→ Materials provided
==================================================
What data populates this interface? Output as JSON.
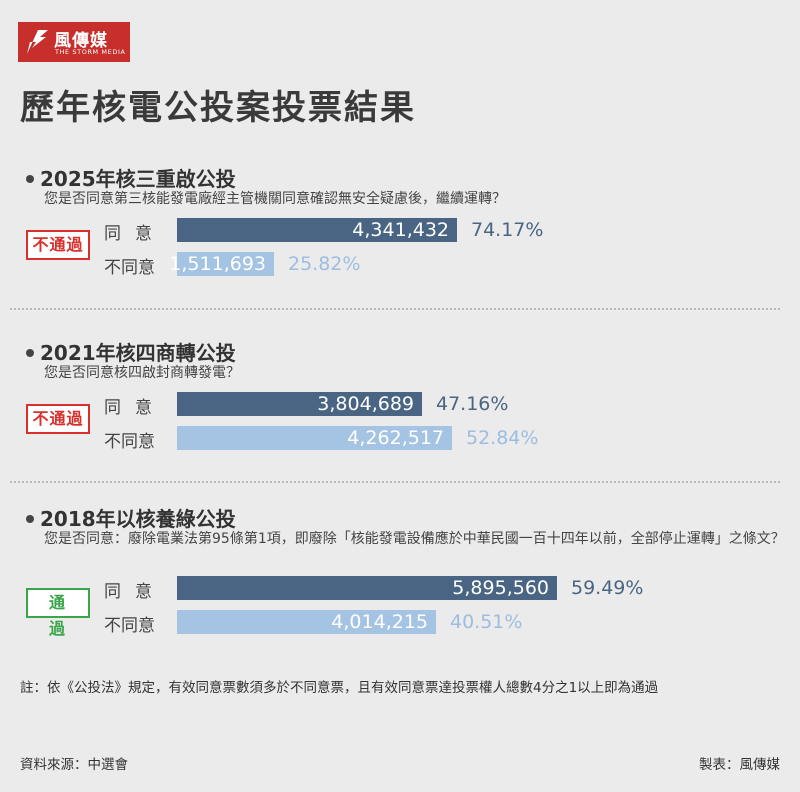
{
  "logo": {
    "name": "風傳媒",
    "sub": "THE STORM MEDIA"
  },
  "title": "歷年核電公投案投票結果",
  "labels": {
    "agree": "同意",
    "disagree": "不同意"
  },
  "colors": {
    "agree_bar": "#4a6584",
    "disagree_bar": "#a5c4e3",
    "fail": "#d9302b",
    "pass": "#3aa64a"
  },
  "chart_data": {
    "type": "bar",
    "orientation": "horizontal",
    "max_value": 5895560,
    "referendums": [
      {
        "title": "2025年核三重啟公投",
        "question": "您是否同意第三核能發電廠經主管機關同意確認無安全疑慮後，繼續運轉？",
        "result": "不通過",
        "agree": {
          "votes": 4341432,
          "votes_text": "4,341,432",
          "pct": "74.17%"
        },
        "disagree": {
          "votes": 1511693,
          "votes_text": "1,511,693",
          "pct": "25.82%"
        }
      },
      {
        "title": "2021年核四商轉公投",
        "question": "您是否同意核四啟封商轉發電？",
        "result": "不通過",
        "agree": {
          "votes": 3804689,
          "votes_text": "3,804,689",
          "pct": "47.16%"
        },
        "disagree": {
          "votes": 4262517,
          "votes_text": "4,262,517",
          "pct": "52.84%"
        }
      },
      {
        "title": "2018年以核養綠公投",
        "question": "您是否同意：廢除電業法第95條第1項，即廢除「核能發電設備應於中華民國一百十四年以前，全部停止運轉」之條文？",
        "result": "通過",
        "agree": {
          "votes": 5895560,
          "votes_text": "5,895,560",
          "pct": "59.49%"
        },
        "disagree": {
          "votes": 4014215,
          "votes_text": "4,014,215",
          "pct": "40.51%"
        }
      }
    ]
  },
  "note": "註：依《公投法》規定，有效同意票數須多於不同意票，且有效同意票達投票權人總數4分之1以上即為通過",
  "source": "資料來源：中選會",
  "credit": "製表：風傳媒"
}
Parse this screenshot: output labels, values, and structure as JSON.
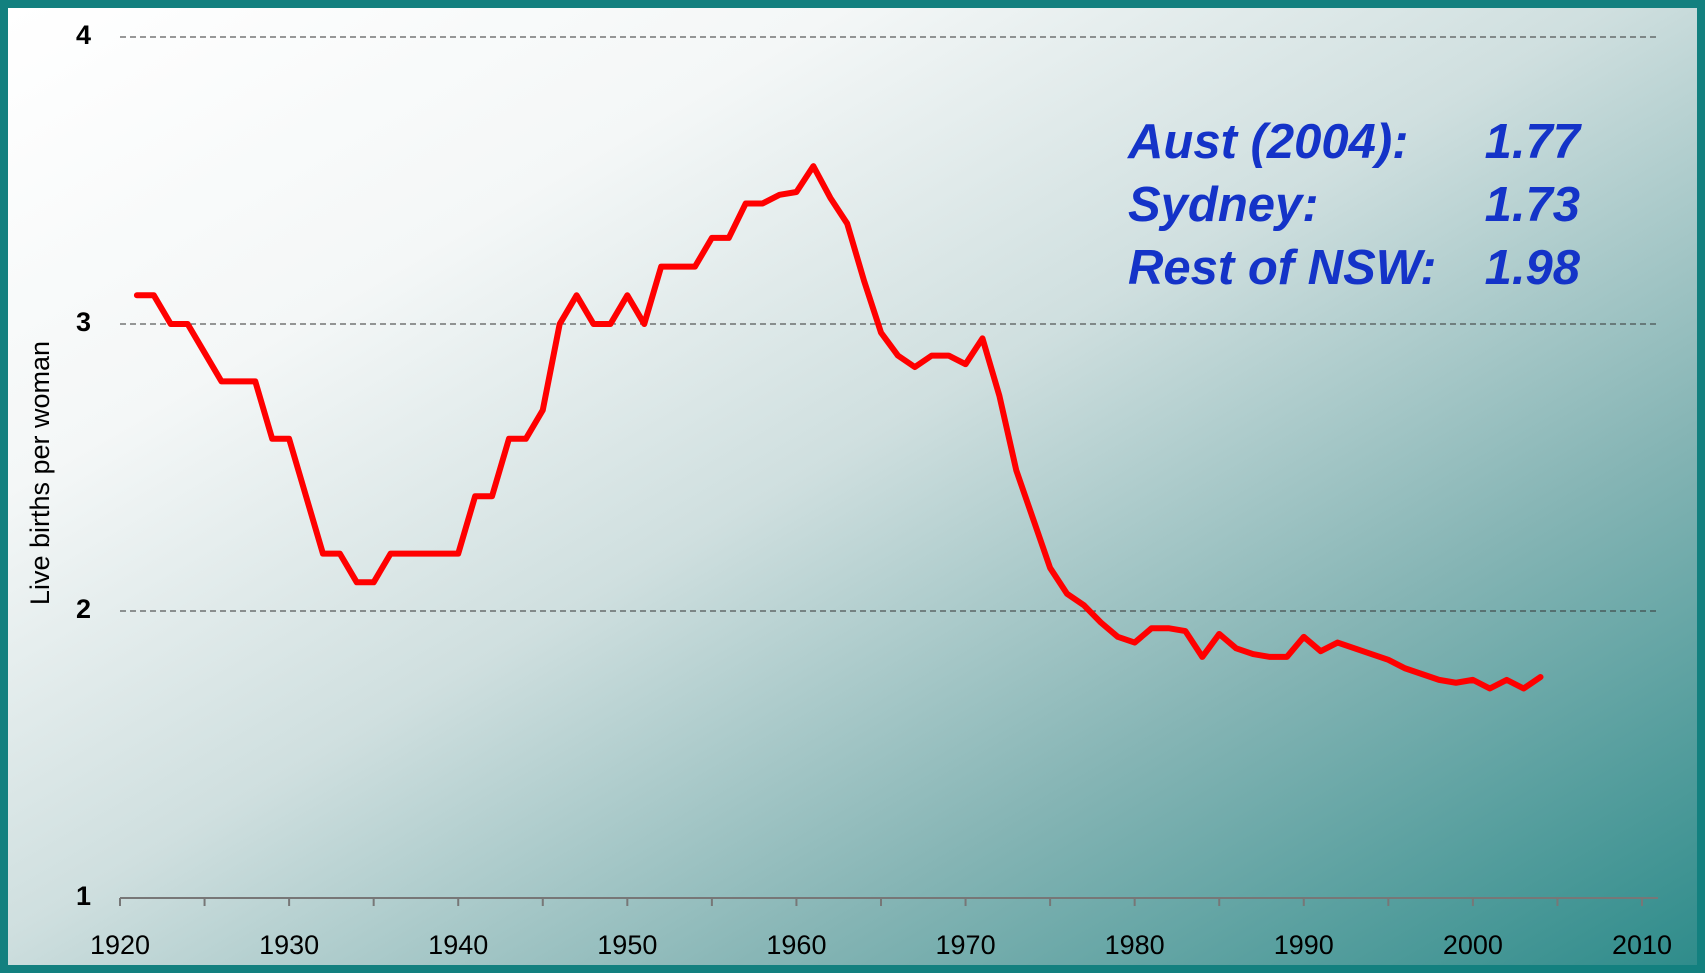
{
  "chart_data": {
    "type": "line",
    "y_label": "Live births per woman",
    "x": [
      1921,
      1922,
      1923,
      1924,
      1925,
      1926,
      1927,
      1928,
      1929,
      1930,
      1931,
      1932,
      1933,
      1934,
      1935,
      1936,
      1937,
      1938,
      1939,
      1940,
      1941,
      1942,
      1943,
      1944,
      1945,
      1946,
      1947,
      1948,
      1949,
      1950,
      1951,
      1952,
      1953,
      1954,
      1955,
      1956,
      1957,
      1958,
      1959,
      1960,
      1961,
      1962,
      1963,
      1964,
      1965,
      1966,
      1967,
      1968,
      1969,
      1970,
      1971,
      1972,
      1973,
      1974,
      1975,
      1976,
      1977,
      1978,
      1979,
      1980,
      1981,
      1982,
      1983,
      1984,
      1985,
      1986,
      1987,
      1988,
      1989,
      1990,
      1991,
      1992,
      1993,
      1994,
      1995,
      1996,
      1997,
      1998,
      1999,
      2000,
      2001,
      2002,
      2003,
      2004
    ],
    "series": [
      {
        "color": "#ff0000",
        "values": [
          3.1,
          3.1,
          3.0,
          3.0,
          2.9,
          2.8,
          2.8,
          2.8,
          2.6,
          2.6,
          2.4,
          2.2,
          2.2,
          2.1,
          2.1,
          2.2,
          2.2,
          2.2,
          2.2,
          2.2,
          2.4,
          2.4,
          2.6,
          2.6,
          2.7,
          3.0,
          3.1,
          3.0,
          3.0,
          3.1,
          3.0,
          3.2,
          3.2,
          3.2,
          3.3,
          3.3,
          3.42,
          3.42,
          3.45,
          3.46,
          3.55,
          3.44,
          3.35,
          3.15,
          2.97,
          2.89,
          2.85,
          2.89,
          2.89,
          2.86,
          2.95,
          2.75,
          2.49,
          2.32,
          2.15,
          2.06,
          2.02,
          1.96,
          1.91,
          1.89,
          1.94,
          1.94,
          1.93,
          1.84,
          1.92,
          1.87,
          1.85,
          1.84,
          1.84,
          1.91,
          1.86,
          1.89,
          1.87,
          1.85,
          1.83,
          1.8,
          1.78,
          1.76,
          1.75,
          1.76,
          1.73,
          1.76,
          1.73,
          1.77
        ]
      }
    ],
    "xlim": [
      1920,
      2010
    ],
    "xticks": [
      1920,
      1930,
      1940,
      1950,
      1960,
      1970,
      1980,
      1990,
      2000,
      2010
    ],
    "xminorticks": [
      1925,
      1935,
      1945,
      1955,
      1965,
      1975,
      1985,
      1995,
      2005
    ],
    "ylim": [
      1,
      4
    ],
    "yticks": [
      1,
      2,
      3,
      4
    ],
    "grid": true,
    "annotations": [
      {
        "label": "Aust (2004):",
        "value": 1.77
      },
      {
        "label": "Sydney:",
        "value": 1.73
      },
      {
        "label": "Rest of NSW:",
        "value": 1.98
      }
    ]
  }
}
==================================================
Among the records above, find each line holding the string "values" and pull it out.

Parse this screenshot: output labels, values, and structure as JSON.
        "values": [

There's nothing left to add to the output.